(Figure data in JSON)
>>>

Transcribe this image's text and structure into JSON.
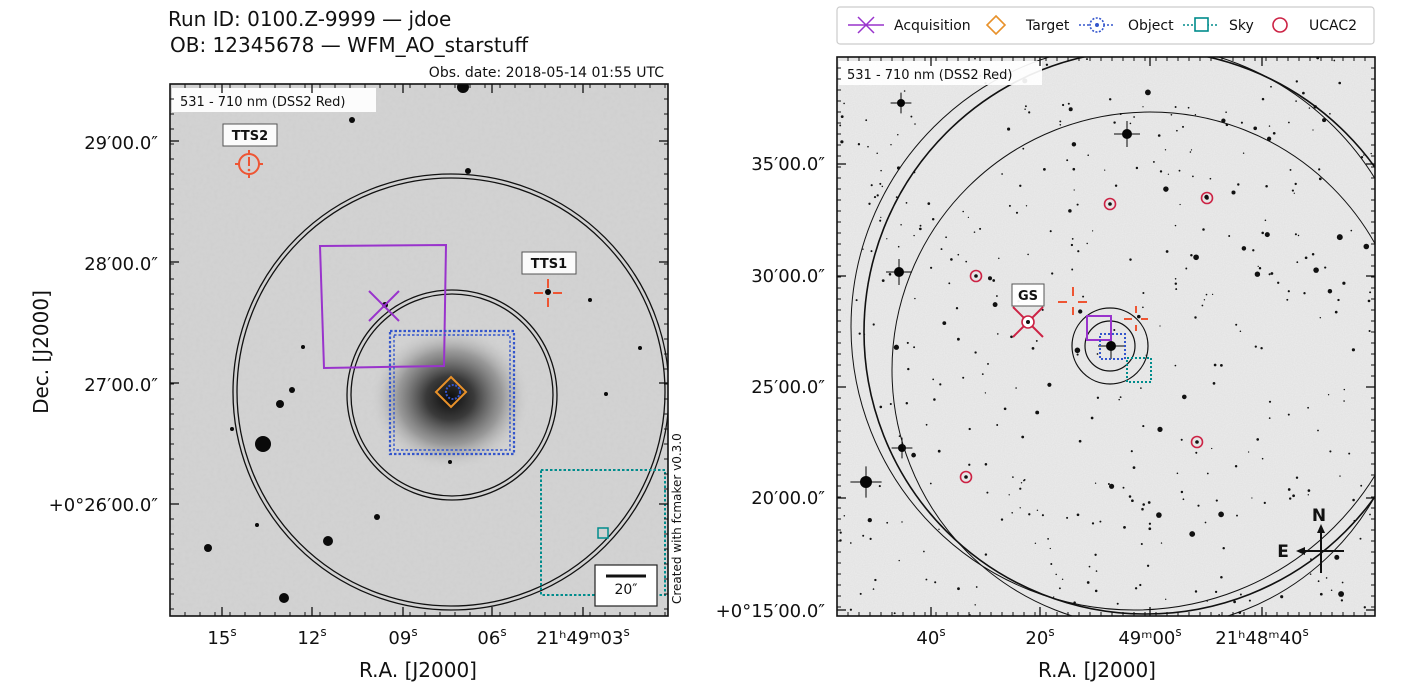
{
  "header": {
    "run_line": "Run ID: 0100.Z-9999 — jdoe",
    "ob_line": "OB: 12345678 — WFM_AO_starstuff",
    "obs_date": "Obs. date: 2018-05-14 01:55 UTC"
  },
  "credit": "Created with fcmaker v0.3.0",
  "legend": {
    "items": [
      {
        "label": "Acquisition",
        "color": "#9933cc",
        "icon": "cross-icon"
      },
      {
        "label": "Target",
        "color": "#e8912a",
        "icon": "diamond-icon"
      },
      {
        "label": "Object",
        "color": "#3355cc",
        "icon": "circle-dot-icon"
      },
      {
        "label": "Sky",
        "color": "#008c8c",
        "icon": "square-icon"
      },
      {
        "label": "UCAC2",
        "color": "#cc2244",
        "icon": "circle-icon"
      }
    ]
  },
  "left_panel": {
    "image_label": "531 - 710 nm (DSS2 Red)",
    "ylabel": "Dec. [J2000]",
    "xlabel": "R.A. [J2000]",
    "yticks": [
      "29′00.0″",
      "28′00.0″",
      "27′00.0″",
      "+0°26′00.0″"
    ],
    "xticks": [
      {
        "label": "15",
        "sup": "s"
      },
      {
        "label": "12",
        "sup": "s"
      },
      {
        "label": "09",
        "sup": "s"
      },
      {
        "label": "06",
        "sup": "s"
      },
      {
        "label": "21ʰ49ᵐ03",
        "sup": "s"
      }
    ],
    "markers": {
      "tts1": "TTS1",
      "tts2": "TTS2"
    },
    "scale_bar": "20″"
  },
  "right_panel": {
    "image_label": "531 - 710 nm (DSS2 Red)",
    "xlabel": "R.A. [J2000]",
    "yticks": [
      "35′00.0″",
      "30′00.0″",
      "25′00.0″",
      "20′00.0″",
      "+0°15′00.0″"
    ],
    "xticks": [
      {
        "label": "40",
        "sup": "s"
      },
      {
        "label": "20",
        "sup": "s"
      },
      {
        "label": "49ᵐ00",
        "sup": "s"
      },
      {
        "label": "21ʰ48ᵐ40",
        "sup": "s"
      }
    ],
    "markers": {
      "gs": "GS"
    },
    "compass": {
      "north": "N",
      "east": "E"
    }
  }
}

<<<

**Set task**
Find each line holding the string "icon" and copy it out.

**Answer to the task**
        "icon": "cross-icon"
        "icon": "diamond-icon"
        "icon": "circle-dot-icon"
        "icon": "square-icon"
        "icon": "circle-icon"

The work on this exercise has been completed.